Repeat exactly each line of the data provided below.

[Saved data entries]
[start]
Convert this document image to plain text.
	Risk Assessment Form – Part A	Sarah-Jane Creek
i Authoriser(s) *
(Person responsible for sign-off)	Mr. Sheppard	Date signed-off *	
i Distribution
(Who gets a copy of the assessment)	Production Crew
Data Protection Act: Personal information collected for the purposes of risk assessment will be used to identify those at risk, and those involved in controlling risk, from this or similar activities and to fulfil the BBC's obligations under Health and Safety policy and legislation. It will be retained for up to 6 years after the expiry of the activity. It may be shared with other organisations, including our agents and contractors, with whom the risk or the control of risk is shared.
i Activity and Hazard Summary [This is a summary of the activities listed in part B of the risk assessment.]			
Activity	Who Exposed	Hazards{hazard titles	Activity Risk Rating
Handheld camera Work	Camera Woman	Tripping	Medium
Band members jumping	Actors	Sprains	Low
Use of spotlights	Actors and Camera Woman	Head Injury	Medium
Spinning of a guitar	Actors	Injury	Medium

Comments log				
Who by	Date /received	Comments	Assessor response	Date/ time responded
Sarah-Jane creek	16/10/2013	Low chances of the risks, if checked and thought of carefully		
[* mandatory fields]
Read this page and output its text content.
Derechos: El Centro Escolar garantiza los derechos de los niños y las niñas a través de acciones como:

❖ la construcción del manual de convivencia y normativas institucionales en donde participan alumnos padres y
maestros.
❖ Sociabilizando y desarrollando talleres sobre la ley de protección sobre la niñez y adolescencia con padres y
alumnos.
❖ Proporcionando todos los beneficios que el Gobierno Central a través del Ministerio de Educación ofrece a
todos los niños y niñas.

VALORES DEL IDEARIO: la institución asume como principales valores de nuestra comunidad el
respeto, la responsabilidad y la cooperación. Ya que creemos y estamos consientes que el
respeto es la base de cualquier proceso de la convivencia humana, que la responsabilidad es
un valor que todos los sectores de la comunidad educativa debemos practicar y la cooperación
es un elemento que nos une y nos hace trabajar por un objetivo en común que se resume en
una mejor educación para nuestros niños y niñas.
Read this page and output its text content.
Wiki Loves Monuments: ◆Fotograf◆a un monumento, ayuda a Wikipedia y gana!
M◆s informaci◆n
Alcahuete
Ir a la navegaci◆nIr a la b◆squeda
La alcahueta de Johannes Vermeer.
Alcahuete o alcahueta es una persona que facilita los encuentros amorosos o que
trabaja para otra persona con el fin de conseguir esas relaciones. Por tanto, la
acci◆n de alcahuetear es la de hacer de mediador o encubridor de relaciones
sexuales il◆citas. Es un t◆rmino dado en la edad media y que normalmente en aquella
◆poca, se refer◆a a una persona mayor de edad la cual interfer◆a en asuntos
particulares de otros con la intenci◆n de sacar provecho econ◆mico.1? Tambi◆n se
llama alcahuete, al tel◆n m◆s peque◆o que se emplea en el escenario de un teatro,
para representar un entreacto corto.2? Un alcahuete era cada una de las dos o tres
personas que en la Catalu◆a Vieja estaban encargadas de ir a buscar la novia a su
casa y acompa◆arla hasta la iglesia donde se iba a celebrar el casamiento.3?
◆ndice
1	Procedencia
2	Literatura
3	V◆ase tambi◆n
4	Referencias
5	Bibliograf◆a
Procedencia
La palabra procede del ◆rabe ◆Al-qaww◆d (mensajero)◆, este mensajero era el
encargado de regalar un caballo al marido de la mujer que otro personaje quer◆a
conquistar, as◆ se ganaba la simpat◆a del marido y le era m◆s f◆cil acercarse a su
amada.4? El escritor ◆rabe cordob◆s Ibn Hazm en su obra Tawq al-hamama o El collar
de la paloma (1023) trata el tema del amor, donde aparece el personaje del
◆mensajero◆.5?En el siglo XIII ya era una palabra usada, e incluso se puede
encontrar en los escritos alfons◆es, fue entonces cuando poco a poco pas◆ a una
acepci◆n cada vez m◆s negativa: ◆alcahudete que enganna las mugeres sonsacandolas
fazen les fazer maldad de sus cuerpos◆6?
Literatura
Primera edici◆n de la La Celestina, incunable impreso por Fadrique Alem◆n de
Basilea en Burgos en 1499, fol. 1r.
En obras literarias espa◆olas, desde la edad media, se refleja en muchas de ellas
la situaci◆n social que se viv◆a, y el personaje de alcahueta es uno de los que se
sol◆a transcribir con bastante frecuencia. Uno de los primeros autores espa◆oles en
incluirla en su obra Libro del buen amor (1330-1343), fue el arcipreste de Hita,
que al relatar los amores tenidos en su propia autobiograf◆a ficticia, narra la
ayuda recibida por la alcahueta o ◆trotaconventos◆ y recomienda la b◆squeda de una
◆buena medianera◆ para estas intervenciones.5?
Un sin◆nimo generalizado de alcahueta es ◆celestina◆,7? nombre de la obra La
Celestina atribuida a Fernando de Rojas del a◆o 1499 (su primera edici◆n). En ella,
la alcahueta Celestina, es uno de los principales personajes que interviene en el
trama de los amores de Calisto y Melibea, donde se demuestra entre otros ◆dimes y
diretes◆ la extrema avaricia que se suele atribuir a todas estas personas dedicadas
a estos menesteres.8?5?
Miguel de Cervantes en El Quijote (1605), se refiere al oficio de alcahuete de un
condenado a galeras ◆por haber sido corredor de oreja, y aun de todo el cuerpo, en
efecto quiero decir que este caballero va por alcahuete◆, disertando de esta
[end]
EXERCISE OUTPUT:
Convert this document image to plain text.
	Risk Assessment Form – Part A	Sarah-Jane Creek
i Authoriser(s) *
(Person responsible for sign-off)	Mr. Sheppard	Date signed-off *	
i Distribution
(Who gets a copy of the assessment)	Production Crew
Data Protection Act: Personal information collected for the purposes of risk assessment will be used to identify those at risk, and those involved in controlling risk, from this or similar activities and to fulfil the BBC's obligations under Health and Safety policy and legislation. It will be retained for up to 6 years after the expiry of the activity. It may be shared with other organisations, including our agents and contractors, with whom the risk or the control of risk is shared.
i Activity and Hazard Summary [This is a summary of the activities listed in part B of the risk assessment.]			
Activity	Who Exposed	Hazards{hazard titles	Activity Risk Rating
Handheld camera Work	Camera Woman	Tripping	Medium
Band members jumping	Actors	Sprains	Low
Use of spotlights	Actors and Camera Woman	Head Injury	Medium
Spinning of a guitar	Actors	Injury	Medium

Comments log				
Who by	Date /received	Comments	Assessor response	Date/ time responded
Sarah-Jane creek	16/10/2013	Low chances of the risks, if checked and thought of carefully		
[* mandatory fields]
Read this page and output its text content.
Derechos: El Centro Escolar garantiza los derechos de los niños y las niñas a través de acciones como:

❖ la construcción del manual de convivencia y normativas institucionales en donde participan alumnos padres y
maestros.
❖ Sociabilizando y desarrollando talleres sobre la ley de protección sobre la niñez y adolescencia con padres y
alumnos.
❖ Proporcionando todos los beneficios que el Gobierno Central a través del Ministerio de Educación ofrece a
todos los niños y niñas.

VALORES DEL IDEARIO: la institución asume como principales valores de nuestra comunidad el
respeto, la responsabilidad y la cooperación. Ya que creemos y estamos consientes que el
respeto es la base de cualquier proceso de la convivencia humana, que la responsabilidad es
un valor que todos los sectores de la comunidad educativa debemos practicar y la cooperación
es un elemento que nos une y nos hace trabajar por un objetivo en común que se resume en
una mejor educación para nuestros niños y niñas.
Read this page and output its text content.
Wiki Loves Monuments: ◆Fotograf◆a un monumento, ayuda a Wikipedia y gana!
M◆s informaci◆n
Alcahuete
Ir a la navegaci◆nIr a la b◆squeda
La alcahueta de Johannes Vermeer.
Alcahuete o alcahueta es una persona que facilita los encuentros amorosos o que
trabaja para otra persona con el fin de conseguir esas relaciones. Por tanto, la
acci◆n de alcahuetear es la de hacer de mediador o encubridor de relaciones
sexuales il◆citas. Es un t◆rmino dado en la edad media y que normalmente en aquella
◆poca, se refer◆a a una persona mayor de edad la cual interfer◆a en asuntos
particulares de otros con la intenci◆n de sacar provecho econ◆mico.1? Tambi◆n se
llama alcahuete, al tel◆n m◆s peque◆o que se emplea en el escenario de un teatro,
para representar un entreacto corto.2? Un alcahuete era cada una de las dos o tres
personas que en la Catalu◆a Vieja estaban encargadas de ir a buscar la novia a su
casa y acompa◆arla hasta la iglesia donde se iba a celebrar el casamiento.3?
◆ndice
1	Procedencia
2	Literatura
3	V◆ase tambi◆n
4	Referencias
5	Bibliograf◆a
Procedencia
La palabra procede del ◆rabe ◆Al-qaww◆d (mensajero)◆, este mensajero era el
encargado de regalar un caballo al marido de la mujer que otro personaje quer◆a
conquistar, as◆ se ganaba la simpat◆a del marido y le era m◆s f◆cil acercarse a su
amada.4? El escritor ◆rabe cordob◆s Ibn Hazm en su obra Tawq al-hamama o El collar
de la paloma (1023) trata el tema del amor, donde aparece el personaje del
◆mensajero◆.5?En el siglo XIII ya era una palabra usada, e incluso se puede
encontrar en los escritos alfons◆es, fue entonces cuando poco a poco pas◆ a una
acepci◆n cada vez m◆s negativa: ◆alcahudete que enganna las mugeres sonsacandolas
fazen les fazer maldad de sus cuerpos◆6?
Literatura
Primera edici◆n de la La Celestina, incunable impreso por Fadrique Alem◆n de
Basilea en Burgos en 1499, fol. 1r.
En obras literarias espa◆olas, desde la edad media, se refleja en muchas de ellas
la situaci◆n social que se viv◆a, y el personaje de alcahueta es uno de los que se
sol◆a transcribir con bastante frecuencia. Uno de los primeros autores espa◆oles en
incluirla en su obra Libro del buen amor (1330-1343), fue el arcipreste de Hita,
que al relatar los amores tenidos en su propia autobiograf◆a ficticia, narra la
ayuda recibida por la alcahueta o ◆trotaconventos◆ y recomienda la b◆squeda de una
◆buena medianera◆ para estas intervenciones.5?
Un sin◆nimo generalizado de alcahueta es ◆celestina◆,7? nombre de la obra La
Celestina atribuida a Fernando de Rojas del a◆o 1499 (su primera edici◆n). En ella,
la alcahueta Celestina, es uno de los principales personajes que interviene en el
trama de los amores de Calisto y Melibea, donde se demuestra entre otros ◆dimes y
diretes◆ la extrema avaricia que se suele atribuir a todas estas personas dedicadas
a estos menesteres.8?5?
Miguel de Cervantes en El Quijote (1605), se refiere al oficio de alcahuete de un
condenado a galeras ◆por haber sido corredor de oreja, y aun de todo el cuerpo, en
efecto quiero decir que este caballero va por alcahuete◆, disertando de esta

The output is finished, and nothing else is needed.